Saved entries:

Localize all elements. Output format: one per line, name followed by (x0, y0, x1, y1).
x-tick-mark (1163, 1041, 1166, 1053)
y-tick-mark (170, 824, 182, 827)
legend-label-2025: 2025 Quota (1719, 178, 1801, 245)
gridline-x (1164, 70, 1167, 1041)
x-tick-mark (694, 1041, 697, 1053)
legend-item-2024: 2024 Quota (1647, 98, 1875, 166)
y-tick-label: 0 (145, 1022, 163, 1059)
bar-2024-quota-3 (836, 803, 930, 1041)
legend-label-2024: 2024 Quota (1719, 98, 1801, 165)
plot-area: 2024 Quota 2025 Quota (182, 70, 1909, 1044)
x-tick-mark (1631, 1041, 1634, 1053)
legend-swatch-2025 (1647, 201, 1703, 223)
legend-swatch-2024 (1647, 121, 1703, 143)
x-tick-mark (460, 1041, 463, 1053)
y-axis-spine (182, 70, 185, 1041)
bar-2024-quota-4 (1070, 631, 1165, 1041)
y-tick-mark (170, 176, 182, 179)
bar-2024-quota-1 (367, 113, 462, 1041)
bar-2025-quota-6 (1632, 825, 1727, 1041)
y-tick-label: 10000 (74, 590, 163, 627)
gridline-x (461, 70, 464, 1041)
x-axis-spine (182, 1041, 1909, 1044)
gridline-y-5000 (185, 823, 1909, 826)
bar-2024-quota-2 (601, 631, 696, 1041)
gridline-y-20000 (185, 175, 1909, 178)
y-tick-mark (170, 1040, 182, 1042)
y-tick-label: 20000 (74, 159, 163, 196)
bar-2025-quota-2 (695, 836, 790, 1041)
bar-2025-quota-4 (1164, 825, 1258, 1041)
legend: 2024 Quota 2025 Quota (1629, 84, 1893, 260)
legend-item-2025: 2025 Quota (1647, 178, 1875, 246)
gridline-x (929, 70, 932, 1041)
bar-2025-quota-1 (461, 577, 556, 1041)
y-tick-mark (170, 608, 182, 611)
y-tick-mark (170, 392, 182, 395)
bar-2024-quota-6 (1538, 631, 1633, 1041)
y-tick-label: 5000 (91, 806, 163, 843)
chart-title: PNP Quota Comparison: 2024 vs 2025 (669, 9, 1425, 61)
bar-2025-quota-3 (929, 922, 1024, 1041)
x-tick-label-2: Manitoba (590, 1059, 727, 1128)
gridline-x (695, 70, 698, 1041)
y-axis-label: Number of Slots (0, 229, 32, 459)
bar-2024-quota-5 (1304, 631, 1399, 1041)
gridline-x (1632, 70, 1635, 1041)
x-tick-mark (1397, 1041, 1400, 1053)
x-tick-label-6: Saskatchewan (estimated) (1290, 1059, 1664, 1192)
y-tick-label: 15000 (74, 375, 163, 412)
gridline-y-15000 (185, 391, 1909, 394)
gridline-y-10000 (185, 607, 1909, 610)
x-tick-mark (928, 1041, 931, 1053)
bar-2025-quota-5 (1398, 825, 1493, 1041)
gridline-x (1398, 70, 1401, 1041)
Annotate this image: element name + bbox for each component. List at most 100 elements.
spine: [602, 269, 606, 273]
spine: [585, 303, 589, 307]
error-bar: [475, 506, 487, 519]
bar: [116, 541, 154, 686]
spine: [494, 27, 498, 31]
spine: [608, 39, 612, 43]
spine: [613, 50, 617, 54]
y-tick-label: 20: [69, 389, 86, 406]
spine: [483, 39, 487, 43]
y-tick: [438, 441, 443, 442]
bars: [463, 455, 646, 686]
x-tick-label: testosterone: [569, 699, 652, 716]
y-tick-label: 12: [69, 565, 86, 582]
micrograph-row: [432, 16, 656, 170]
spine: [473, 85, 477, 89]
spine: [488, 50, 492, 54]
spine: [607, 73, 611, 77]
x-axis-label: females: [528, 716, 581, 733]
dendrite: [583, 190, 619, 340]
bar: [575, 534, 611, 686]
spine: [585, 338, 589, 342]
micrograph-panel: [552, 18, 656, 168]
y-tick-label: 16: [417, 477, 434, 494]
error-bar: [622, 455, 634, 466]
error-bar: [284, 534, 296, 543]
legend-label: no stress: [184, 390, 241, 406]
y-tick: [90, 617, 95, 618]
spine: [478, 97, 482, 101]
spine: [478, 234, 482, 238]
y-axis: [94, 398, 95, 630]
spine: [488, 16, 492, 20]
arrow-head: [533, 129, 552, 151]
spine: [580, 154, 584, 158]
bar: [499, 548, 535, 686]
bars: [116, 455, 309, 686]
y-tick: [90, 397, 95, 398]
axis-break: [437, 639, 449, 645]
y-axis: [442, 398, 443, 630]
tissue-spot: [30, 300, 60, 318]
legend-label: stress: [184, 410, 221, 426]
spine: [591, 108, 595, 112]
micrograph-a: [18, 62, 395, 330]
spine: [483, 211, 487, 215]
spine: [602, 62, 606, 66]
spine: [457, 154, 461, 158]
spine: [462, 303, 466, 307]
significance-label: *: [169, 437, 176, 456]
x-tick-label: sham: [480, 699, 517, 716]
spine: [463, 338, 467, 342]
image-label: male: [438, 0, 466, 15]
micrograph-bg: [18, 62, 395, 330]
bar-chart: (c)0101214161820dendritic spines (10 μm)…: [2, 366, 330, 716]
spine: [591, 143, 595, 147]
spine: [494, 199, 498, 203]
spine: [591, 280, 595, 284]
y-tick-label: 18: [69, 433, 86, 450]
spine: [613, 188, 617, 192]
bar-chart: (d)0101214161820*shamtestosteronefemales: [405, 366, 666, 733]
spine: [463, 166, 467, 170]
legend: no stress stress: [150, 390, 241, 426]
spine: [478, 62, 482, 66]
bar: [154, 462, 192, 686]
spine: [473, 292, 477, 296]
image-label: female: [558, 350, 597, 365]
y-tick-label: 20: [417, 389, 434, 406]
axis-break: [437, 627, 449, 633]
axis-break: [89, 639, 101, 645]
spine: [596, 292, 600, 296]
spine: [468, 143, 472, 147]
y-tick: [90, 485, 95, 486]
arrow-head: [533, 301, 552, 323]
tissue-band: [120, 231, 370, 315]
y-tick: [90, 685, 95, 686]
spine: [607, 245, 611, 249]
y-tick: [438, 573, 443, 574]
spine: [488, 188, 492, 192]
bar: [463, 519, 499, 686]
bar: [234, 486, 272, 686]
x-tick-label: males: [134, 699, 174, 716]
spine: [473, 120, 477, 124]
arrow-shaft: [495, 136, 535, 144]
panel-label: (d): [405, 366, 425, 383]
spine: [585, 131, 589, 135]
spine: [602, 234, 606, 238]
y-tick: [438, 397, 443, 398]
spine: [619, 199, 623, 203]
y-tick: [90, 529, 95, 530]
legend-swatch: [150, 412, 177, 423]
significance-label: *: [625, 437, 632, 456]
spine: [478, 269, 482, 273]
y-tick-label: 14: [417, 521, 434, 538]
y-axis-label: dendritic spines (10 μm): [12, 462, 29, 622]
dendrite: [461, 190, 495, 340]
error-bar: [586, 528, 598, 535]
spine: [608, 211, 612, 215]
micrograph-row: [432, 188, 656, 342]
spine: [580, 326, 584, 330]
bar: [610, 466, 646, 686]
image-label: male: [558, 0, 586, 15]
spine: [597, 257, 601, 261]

Stated problem
Copy all of the data above line for line, with no changes.

Exercise output
Localize all elements. Output format: one per line, name followed by (x0, y0, x1, y1).
x-tick-mark (1163, 1041, 1166, 1053)
y-tick-mark (170, 824, 182, 827)
legend-label-2025: 2025 Quota (1719, 178, 1801, 245)
gridline-x (1164, 70, 1167, 1041)
x-tick-mark (694, 1041, 697, 1053)
legend-item-2024: 2024 Quota (1647, 98, 1875, 166)
y-tick-label: 0 (145, 1022, 163, 1059)
bar-2024-quota-3 (836, 803, 930, 1041)
legend-label-2024: 2024 Quota (1719, 98, 1801, 165)
plot-area: 2024 Quota 2025 Quota (182, 70, 1909, 1044)
x-tick-mark (1631, 1041, 1634, 1053)
legend-swatch-2025 (1647, 201, 1703, 223)
legend-swatch-2024 (1647, 121, 1703, 143)
x-tick-mark (460, 1041, 463, 1053)
y-axis-spine (182, 70, 185, 1041)
bar-2024-quota-4 (1070, 631, 1165, 1041)
y-tick-mark (170, 176, 182, 179)
bar-2024-quota-1 (367, 113, 462, 1041)
bar-2025-quota-6 (1632, 825, 1727, 1041)
y-tick-label: 10000 (74, 590, 163, 627)
gridline-x (461, 70, 464, 1041)
x-axis-spine (182, 1041, 1909, 1044)
gridline-y-5000 (185, 823, 1909, 826)
bar-2024-quota-2 (601, 631, 696, 1041)
gridline-y-20000 (185, 175, 1909, 178)
y-tick-mark (170, 1040, 182, 1042)
y-tick-label: 20000 (74, 159, 163, 196)
bar-2025-quota-2 (695, 836, 790, 1041)
bar-2025-quota-4 (1164, 825, 1258, 1041)
legend: 2024 Quota 2025 Quota (1629, 84, 1893, 260)
legend-item-2025: 2025 Quota (1647, 178, 1875, 246)
gridline-x (929, 70, 932, 1041)
bar-2025-quota-1 (461, 577, 556, 1041)
y-tick-mark (170, 608, 182, 611)
y-tick-mark (170, 392, 182, 395)
bar-2024-quota-6 (1538, 631, 1633, 1041)
y-tick-label: 5000 (91, 806, 163, 843)
chart-title: PNP Quota Comparison: 2024 vs 2025 (669, 9, 1425, 61)
bar-2025-quota-3 (929, 922, 1024, 1041)
x-tick-label-2: Manitoba (590, 1059, 727, 1128)
gridline-x (695, 70, 698, 1041)
y-axis-label: Number of Slots (0, 229, 32, 459)
bar-2024-quota-5 (1304, 631, 1399, 1041)
gridline-x (1632, 70, 1635, 1041)
x-tick-mark (1397, 1041, 1400, 1053)
x-tick-label-6: Saskatchewan (estimated) (1290, 1059, 1664, 1192)
y-tick-label: 15000 (74, 375, 163, 412)
gridline-y-15000 (185, 391, 1909, 394)
gridline-y-10000 (185, 607, 1909, 610)
x-tick-mark (928, 1041, 931, 1053)
bar-2025-quota-5 (1398, 825, 1493, 1041)
gridline-x (1398, 70, 1401, 1041)
Annotate this image: element name + bbox for each component. List at most 100 elements.
spine: [602, 269, 606, 273]
spine: [585, 303, 589, 307]
error-bar: [475, 506, 487, 519]
bar: [116, 541, 154, 686]
spine: [494, 27, 498, 31]
spine: [608, 39, 612, 43]
spine: [613, 50, 617, 54]
y-tick-label: 20: [69, 389, 86, 406]
spine: [483, 39, 487, 43]
y-tick: [438, 441, 443, 442]
bars: [463, 455, 646, 686]
x-tick-label: testosterone: [569, 699, 652, 716]
y-tick-label: 12: [69, 565, 86, 582]
micrograph-row: [432, 16, 656, 170]
spine: [473, 85, 477, 89]
spine: [488, 50, 492, 54]
spine: [607, 73, 611, 77]
x-axis-label: females: [528, 716, 581, 733]
dendrite: [583, 190, 619, 340]
bar: [575, 534, 611, 686]
spine: [585, 338, 589, 342]
micrograph-panel: [552, 18, 656, 168]
y-tick-label: 16: [417, 477, 434, 494]
error-bar: [622, 455, 634, 466]
error-bar: [284, 534, 296, 543]
legend-label: no stress: [184, 390, 241, 406]
y-tick: [90, 617, 95, 618]
spine: [478, 97, 482, 101]
spine: [478, 234, 482, 238]
y-axis: [94, 398, 95, 630]
spine: [488, 16, 492, 20]
arrow-head: [533, 129, 552, 151]
spine: [580, 154, 584, 158]
bar: [499, 548, 535, 686]
bars: [116, 455, 309, 686]
y-tick: [90, 397, 95, 398]
axis-break: [437, 639, 449, 645]
y-axis: [442, 398, 443, 630]
tissue-spot: [30, 300, 60, 318]
legend-label: stress: [184, 410, 221, 426]
spine: [591, 108, 595, 112]
micrograph-a: [18, 62, 395, 330]
spine: [483, 211, 487, 215]
spine: [602, 62, 606, 66]
spine: [457, 154, 461, 158]
spine: [462, 303, 466, 307]
significance-label: *: [169, 437, 176, 456]
x-tick-label: sham: [480, 699, 517, 716]
spine: [463, 338, 467, 342]
image-label: male: [438, 0, 466, 15]
micrograph-bg: [18, 62, 395, 330]
bar-chart: (c)0101214161820dendritic spines (10 μm)…: [2, 366, 330, 716]
spine: [591, 143, 595, 147]
spine: [494, 199, 498, 203]
spine: [591, 280, 595, 284]
y-tick-label: 18: [69, 433, 86, 450]
spine: [613, 188, 617, 192]
bar-chart: (d)0101214161820*shamtestosteronefemales: [405, 366, 666, 733]
spine: [463, 166, 467, 170]
legend: no stress stress: [150, 390, 241, 426]
spine: [478, 62, 482, 66]
bar: [154, 462, 192, 686]
spine: [473, 292, 477, 296]
image-label: female: [558, 350, 597, 365]
y-tick-label: 20: [417, 389, 434, 406]
axis-break: [437, 627, 449, 633]
axis-break: [89, 639, 101, 645]
spine: [596, 292, 600, 296]
spine: [468, 143, 472, 147]
y-tick: [90, 485, 95, 486]
arrow-head: [533, 301, 552, 323]
tissue-band: [120, 231, 370, 315]
y-tick: [90, 685, 95, 686]
spine: [607, 245, 611, 249]
y-tick: [438, 573, 443, 574]
spine: [488, 188, 492, 192]
bar: [463, 519, 499, 686]
bar: [234, 486, 272, 686]
x-tick-label: males: [134, 699, 174, 716]
spine: [473, 120, 477, 124]
arrow-shaft: [495, 136, 535, 144]
panel-label: (d): [405, 366, 425, 383]
spine: [585, 131, 589, 135]
spine: [602, 234, 606, 238]
y-tick: [438, 397, 443, 398]
spine: [619, 199, 623, 203]
y-tick: [90, 529, 95, 530]
legend-swatch: [150, 412, 177, 423]
significance-label: *: [625, 437, 632, 456]
spine: [478, 269, 482, 273]
y-tick-label: 14: [417, 521, 434, 538]
y-axis-label: dendritic spines (10 μm): [12, 462, 29, 622]
dendrite: [461, 190, 495, 340]
error-bar: [586, 528, 598, 535]
spine: [608, 211, 612, 215]
micrograph-row: [432, 188, 656, 342]
spine: [580, 326, 584, 330]
bar: [610, 466, 646, 686]
image-label: male: [558, 0, 586, 15]
spine: [597, 257, 601, 261]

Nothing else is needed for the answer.